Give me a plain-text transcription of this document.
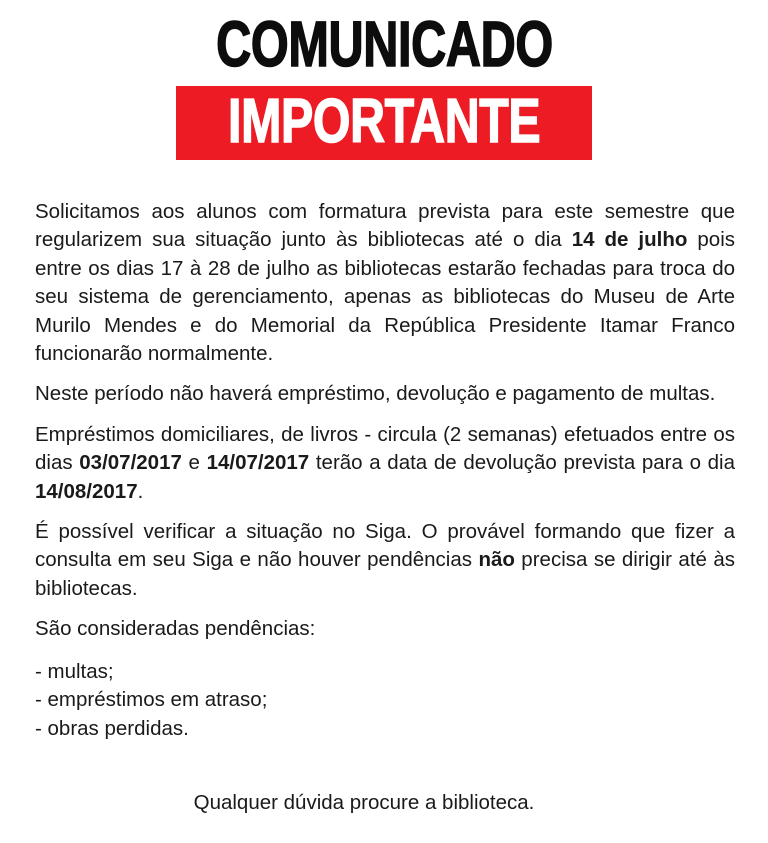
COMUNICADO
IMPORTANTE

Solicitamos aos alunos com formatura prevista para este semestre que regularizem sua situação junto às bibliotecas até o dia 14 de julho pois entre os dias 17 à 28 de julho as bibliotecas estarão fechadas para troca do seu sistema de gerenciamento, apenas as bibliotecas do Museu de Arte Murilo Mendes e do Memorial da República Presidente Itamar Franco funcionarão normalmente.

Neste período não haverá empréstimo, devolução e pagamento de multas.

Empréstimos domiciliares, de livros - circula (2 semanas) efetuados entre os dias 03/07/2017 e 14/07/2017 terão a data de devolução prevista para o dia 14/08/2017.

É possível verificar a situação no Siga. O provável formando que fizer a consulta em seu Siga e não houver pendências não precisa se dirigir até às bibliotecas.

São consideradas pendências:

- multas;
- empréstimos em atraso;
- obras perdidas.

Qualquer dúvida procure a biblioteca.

...

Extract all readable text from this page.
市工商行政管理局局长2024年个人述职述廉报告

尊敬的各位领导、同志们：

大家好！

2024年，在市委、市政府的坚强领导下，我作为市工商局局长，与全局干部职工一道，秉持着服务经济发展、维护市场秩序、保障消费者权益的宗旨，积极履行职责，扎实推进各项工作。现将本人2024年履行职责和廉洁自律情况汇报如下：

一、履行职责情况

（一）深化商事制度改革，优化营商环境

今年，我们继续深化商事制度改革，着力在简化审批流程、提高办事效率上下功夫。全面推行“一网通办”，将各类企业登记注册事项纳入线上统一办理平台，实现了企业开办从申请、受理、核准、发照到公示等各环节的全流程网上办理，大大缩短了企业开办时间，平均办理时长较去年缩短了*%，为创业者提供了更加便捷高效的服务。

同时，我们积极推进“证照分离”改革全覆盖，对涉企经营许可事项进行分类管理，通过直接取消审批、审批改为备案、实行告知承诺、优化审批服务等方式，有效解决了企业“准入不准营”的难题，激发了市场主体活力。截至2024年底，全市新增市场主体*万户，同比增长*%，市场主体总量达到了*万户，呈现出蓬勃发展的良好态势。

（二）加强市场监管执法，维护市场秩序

* _Short exercise_
What is the number of lines in these records that contain "prevista"? Reply with the number only.

* _Problem solution_
2